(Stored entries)
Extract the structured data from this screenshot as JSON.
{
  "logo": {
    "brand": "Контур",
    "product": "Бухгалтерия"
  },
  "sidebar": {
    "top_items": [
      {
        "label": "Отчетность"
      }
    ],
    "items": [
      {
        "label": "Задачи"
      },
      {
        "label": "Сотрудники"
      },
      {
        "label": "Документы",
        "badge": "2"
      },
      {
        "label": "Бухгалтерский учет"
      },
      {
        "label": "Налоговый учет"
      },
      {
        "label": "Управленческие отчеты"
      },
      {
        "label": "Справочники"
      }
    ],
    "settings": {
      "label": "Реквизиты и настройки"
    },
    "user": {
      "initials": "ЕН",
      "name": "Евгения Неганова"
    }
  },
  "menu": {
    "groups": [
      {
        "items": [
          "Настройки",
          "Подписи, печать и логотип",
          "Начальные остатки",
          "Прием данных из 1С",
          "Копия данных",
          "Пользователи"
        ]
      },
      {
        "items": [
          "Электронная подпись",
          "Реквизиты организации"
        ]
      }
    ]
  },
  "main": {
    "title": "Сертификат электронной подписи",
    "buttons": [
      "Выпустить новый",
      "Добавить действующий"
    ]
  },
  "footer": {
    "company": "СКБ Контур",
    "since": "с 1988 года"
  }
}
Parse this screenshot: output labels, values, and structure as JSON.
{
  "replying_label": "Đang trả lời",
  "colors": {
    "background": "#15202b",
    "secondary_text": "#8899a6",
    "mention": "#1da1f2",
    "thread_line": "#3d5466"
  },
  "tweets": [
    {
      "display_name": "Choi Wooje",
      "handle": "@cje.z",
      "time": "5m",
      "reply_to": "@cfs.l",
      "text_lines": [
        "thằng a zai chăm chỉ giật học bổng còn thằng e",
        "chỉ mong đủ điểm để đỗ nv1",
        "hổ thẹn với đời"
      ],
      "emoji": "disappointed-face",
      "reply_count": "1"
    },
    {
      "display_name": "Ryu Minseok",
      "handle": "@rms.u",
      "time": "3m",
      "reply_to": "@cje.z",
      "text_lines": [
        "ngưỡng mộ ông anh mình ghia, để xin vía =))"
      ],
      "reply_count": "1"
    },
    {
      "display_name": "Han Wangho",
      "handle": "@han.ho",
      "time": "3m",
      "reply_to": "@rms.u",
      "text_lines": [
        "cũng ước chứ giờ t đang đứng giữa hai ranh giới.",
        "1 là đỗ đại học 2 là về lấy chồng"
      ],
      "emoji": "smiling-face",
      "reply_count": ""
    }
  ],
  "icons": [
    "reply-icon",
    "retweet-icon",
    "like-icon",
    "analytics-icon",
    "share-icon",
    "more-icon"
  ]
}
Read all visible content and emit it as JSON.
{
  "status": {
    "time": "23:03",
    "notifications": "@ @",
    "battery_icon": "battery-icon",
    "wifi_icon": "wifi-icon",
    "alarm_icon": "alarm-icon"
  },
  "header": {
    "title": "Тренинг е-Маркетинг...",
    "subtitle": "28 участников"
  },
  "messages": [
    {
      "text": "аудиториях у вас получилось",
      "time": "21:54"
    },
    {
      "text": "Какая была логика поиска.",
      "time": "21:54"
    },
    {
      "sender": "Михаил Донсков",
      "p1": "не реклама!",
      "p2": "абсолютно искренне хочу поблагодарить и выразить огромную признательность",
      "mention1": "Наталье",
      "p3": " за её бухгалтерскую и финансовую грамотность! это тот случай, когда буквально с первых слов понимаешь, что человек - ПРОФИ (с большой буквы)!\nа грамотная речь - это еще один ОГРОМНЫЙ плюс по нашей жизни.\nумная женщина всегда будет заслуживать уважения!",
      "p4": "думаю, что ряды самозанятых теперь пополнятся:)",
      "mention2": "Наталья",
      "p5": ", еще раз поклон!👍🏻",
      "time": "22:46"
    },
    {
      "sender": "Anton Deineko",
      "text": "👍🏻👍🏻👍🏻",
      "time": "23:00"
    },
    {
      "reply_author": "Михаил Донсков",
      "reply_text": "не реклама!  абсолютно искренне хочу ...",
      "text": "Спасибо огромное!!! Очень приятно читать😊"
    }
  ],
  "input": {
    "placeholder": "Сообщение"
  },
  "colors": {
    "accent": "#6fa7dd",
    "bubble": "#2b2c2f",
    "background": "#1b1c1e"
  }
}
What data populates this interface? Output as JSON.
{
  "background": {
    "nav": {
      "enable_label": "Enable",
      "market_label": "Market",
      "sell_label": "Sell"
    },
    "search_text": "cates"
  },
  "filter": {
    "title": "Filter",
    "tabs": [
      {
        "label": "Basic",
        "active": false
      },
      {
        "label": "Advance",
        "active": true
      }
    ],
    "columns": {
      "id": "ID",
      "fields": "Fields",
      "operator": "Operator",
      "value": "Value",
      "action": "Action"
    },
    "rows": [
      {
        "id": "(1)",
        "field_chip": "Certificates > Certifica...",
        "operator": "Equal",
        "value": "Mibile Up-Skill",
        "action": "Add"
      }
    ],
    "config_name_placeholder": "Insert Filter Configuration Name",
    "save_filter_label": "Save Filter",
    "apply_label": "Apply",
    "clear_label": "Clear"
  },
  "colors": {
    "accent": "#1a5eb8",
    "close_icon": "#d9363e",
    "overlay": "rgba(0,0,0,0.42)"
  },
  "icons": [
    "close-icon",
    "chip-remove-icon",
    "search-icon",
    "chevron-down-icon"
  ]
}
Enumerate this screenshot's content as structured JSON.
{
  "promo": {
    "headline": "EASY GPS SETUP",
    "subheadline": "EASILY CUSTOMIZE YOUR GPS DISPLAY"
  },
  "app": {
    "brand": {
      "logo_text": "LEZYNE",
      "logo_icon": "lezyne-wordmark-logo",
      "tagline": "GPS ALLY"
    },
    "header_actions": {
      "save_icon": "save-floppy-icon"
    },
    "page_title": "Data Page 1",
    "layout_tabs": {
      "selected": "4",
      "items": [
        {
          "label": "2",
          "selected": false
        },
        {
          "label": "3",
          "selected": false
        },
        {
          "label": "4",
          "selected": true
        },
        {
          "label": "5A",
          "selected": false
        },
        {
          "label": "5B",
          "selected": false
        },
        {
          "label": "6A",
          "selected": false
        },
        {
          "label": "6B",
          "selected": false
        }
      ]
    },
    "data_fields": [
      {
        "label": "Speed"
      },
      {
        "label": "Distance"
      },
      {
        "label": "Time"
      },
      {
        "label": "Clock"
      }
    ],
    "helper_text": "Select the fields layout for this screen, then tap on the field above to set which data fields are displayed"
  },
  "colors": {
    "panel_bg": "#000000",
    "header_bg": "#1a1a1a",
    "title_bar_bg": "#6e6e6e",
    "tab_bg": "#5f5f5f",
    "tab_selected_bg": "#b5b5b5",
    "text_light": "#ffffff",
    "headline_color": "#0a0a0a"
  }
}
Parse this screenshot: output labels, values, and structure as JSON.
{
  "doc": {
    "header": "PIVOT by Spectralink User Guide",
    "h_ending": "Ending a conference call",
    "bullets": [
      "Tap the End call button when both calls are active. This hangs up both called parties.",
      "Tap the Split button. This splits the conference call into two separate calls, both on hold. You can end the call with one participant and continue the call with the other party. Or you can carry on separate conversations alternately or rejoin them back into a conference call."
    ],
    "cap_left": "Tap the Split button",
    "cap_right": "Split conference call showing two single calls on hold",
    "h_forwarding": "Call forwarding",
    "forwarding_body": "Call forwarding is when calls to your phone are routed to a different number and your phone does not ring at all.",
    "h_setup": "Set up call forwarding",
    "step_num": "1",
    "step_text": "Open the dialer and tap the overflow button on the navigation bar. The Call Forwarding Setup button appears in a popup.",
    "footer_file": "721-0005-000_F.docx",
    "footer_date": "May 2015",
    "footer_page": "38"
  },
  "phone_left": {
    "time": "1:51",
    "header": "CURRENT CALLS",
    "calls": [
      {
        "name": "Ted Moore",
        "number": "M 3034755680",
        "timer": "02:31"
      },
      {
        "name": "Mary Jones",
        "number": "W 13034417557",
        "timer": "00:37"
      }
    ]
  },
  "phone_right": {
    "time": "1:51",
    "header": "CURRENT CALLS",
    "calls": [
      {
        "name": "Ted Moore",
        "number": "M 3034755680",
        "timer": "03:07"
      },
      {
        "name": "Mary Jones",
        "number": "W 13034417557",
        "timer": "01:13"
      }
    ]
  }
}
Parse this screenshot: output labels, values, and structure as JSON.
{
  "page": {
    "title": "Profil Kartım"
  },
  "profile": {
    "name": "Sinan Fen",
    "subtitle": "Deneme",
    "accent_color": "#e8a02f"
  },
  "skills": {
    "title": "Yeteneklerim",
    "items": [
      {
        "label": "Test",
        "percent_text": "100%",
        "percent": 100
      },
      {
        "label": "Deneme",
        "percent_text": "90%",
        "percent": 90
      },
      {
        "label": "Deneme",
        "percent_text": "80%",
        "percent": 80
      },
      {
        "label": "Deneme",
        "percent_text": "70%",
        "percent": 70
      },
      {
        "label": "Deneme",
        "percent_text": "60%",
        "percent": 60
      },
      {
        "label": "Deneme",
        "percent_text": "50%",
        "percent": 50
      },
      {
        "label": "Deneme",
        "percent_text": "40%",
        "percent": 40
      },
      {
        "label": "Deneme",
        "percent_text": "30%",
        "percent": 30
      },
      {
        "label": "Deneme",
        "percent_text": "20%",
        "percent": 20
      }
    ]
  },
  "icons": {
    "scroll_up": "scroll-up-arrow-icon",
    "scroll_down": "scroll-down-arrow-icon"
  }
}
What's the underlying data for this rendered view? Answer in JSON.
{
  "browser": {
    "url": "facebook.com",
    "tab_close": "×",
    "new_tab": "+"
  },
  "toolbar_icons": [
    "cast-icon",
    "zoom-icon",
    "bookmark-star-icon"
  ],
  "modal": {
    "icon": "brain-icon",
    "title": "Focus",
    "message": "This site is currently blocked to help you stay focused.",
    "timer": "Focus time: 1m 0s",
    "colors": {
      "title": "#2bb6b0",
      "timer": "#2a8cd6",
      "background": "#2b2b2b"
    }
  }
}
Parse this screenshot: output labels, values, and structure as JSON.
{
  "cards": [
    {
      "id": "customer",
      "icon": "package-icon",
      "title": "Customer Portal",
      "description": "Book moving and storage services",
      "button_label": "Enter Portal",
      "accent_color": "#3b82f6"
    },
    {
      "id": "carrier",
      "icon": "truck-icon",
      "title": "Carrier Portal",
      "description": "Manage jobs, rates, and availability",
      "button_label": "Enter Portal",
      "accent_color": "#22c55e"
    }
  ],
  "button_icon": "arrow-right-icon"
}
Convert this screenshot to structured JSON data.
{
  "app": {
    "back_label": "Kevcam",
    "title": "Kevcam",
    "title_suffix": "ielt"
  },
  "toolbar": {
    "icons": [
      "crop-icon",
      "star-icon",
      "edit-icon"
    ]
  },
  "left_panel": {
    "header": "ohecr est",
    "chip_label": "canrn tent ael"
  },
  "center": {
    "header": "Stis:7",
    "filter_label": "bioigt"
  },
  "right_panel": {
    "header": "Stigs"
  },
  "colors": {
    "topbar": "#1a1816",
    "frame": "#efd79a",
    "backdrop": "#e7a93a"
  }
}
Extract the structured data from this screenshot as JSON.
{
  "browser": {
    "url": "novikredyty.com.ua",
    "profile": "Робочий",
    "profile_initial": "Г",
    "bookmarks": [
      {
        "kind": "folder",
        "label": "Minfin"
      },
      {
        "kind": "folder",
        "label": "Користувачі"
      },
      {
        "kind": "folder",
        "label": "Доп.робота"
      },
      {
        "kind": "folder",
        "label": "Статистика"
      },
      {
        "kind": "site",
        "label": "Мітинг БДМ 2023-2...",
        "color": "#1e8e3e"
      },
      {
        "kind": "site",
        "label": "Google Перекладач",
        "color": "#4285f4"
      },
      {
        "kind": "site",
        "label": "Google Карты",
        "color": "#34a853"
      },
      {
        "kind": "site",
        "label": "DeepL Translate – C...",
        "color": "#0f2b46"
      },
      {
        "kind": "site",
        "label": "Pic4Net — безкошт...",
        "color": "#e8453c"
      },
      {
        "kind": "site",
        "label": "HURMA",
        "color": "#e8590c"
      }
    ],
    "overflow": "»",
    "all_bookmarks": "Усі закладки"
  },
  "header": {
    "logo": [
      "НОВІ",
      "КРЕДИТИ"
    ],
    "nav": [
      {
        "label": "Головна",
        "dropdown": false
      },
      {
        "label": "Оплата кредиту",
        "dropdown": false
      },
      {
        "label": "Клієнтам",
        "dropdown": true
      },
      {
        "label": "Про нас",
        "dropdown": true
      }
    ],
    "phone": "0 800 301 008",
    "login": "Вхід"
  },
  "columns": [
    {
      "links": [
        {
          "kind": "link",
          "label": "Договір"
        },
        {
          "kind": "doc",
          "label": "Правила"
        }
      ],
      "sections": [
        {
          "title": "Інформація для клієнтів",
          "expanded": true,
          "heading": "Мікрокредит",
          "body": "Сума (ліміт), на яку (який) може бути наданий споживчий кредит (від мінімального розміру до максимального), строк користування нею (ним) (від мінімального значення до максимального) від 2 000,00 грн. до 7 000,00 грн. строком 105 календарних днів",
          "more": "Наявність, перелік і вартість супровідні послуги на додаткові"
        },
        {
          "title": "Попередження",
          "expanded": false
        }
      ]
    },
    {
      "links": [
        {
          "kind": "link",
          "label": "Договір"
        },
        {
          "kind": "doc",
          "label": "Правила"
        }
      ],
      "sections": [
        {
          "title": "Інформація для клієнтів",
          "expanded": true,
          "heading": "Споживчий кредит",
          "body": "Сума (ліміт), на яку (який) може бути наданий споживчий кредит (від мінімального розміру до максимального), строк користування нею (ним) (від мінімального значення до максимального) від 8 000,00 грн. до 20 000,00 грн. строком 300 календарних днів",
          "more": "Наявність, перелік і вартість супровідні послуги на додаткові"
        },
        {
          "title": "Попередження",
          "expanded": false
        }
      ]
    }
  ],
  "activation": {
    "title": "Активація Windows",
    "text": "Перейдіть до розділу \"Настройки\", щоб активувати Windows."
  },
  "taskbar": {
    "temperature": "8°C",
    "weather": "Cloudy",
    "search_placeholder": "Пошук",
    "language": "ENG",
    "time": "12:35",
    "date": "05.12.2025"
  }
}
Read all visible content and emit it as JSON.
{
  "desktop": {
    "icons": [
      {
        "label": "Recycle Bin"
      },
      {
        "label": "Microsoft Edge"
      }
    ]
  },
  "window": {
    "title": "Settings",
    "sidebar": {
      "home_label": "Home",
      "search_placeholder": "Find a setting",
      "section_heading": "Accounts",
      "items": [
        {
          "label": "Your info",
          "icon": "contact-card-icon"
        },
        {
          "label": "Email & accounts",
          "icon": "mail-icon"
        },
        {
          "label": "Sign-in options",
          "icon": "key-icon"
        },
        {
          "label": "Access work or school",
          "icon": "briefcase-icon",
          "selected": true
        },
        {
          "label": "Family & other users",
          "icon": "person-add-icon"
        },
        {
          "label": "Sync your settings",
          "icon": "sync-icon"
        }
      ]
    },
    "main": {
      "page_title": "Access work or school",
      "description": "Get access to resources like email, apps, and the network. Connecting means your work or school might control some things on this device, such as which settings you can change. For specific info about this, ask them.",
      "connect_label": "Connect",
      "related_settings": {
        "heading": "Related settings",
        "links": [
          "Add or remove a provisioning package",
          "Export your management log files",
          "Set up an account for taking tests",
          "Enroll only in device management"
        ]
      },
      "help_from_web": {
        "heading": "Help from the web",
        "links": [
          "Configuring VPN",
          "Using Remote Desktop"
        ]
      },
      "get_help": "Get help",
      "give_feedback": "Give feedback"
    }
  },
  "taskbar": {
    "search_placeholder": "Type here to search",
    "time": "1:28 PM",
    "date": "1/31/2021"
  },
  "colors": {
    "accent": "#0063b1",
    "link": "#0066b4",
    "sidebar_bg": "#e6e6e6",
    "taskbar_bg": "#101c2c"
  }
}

> Instruction
Search the listing for the word "structured". Copy every line in which it occurs.

> Response to this exercise
Extract the structured data from this screenshot as JSON.
Enumerate this screenshot's content as structured JSON.
Convert this screenshot to structured JSON data.
Extract the structured data from this screenshot as JSON.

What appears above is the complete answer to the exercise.